## Task objective
Transcribe the records below exactly, leaving out any pictures.

----- Material provided

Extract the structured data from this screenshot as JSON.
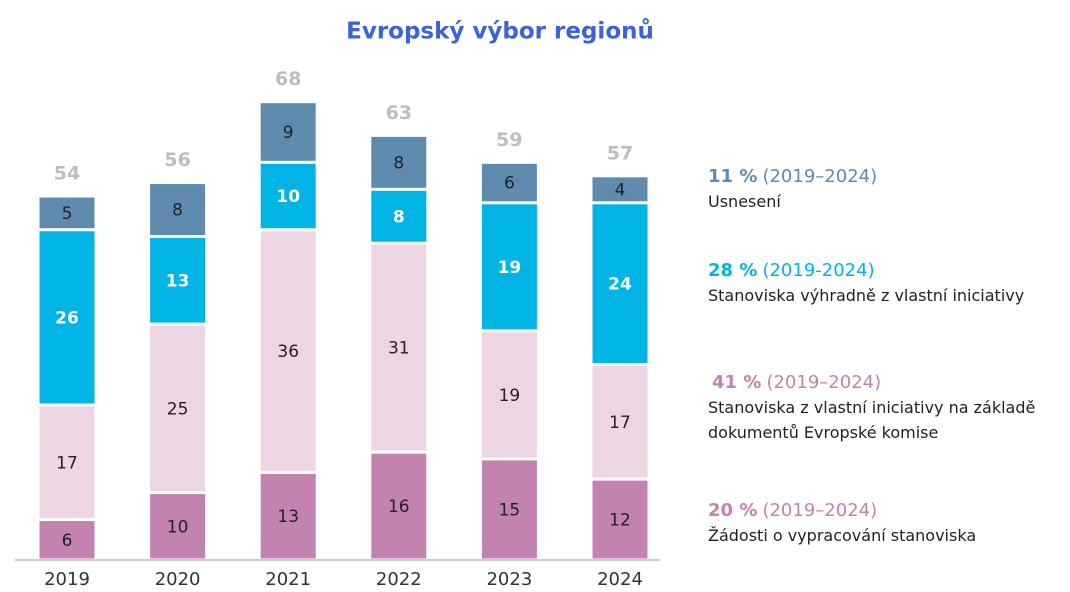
{
  "chart_data": {
    "type": "stacked_bar",
    "title": "Evropský výbor regionů",
    "categories": [
      "2019",
      "2020",
      "2021",
      "2022",
      "2023",
      "2024"
    ],
    "totals": [
      54,
      56,
      68,
      63,
      59,
      57
    ],
    "series": [
      {
        "name": "Žádosti o vypracování stanoviska",
        "color": "#c283ae",
        "label_color": "#222222",
        "share_label": "20 %",
        "period": "(2019–2024)",
        "values": [
          6,
          10,
          13,
          16,
          15,
          12
        ]
      },
      {
        "name": "Stanoviska z vlastní iniciativy na základě dokumentů Evropské komise",
        "color": "#ecd6e4",
        "label_color": "#222222",
        "share_label": "41 %",
        "period": "(2019–2024)",
        "values": [
          17,
          25,
          36,
          31,
          19,
          17
        ]
      },
      {
        "name": "Stanoviska výhradně z vlastní iniciativy",
        "color": "#00b4e6",
        "label_color": "#ffffff",
        "share_label": "28 %",
        "period": "(2019-2024)",
        "values": [
          26,
          13,
          10,
          8,
          19,
          24
        ]
      },
      {
        "name": "Usnesení",
        "color": "#5f8cae",
        "label_color": "#222222",
        "share_label": "11 %",
        "period": "(2019–2024)",
        "values": [
          5,
          8,
          9,
          8,
          6,
          4
        ]
      }
    ]
  }
}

----------

## Finished exercise
Extract the structured data from this screenshot as JSON.
{
  "chart_data": {
    "type": "stacked_bar",
    "title": "Evropský výbor regionů",
    "categories": [
      "2019",
      "2020",
      "2021",
      "2022",
      "2023",
      "2024"
    ],
    "totals": [
      54,
      56,
      68,
      63,
      59,
      57
    ],
    "series": [
      {
        "name": "Žádosti o vypracování stanoviska",
        "color": "#c283ae",
        "label_color": "#222222",
        "share_label": "20 %",
        "period": "(2019–2024)",
        "values": [
          6,
          10,
          13,
          16,
          15,
          12
        ]
      },
      {
        "name": "Stanoviska z vlastní iniciativy na základě dokumentů Evropské komise",
        "color": "#ecd6e4",
        "label_color": "#222222",
        "share_label": "41 %",
        "period": "(2019–2024)",
        "values": [
          17,
          25,
          36,
          31,
          19,
          17
        ]
      },
      {
        "name": "Stanoviska výhradně z vlastní iniciativy",
        "color": "#00b4e6",
        "label_color": "#ffffff",
        "share_label": "28 %",
        "period": "(2019-2024)",
        "values": [
          26,
          13,
          10,
          8,
          19,
          24
        ]
      },
      {
        "name": "Usnesení",
        "color": "#5f8cae",
        "label_color": "#222222",
        "share_label": "11 %",
        "period": "(2019–2024)",
        "values": [
          5,
          8,
          9,
          8,
          6,
          4
        ]
      }
    ]
  }
}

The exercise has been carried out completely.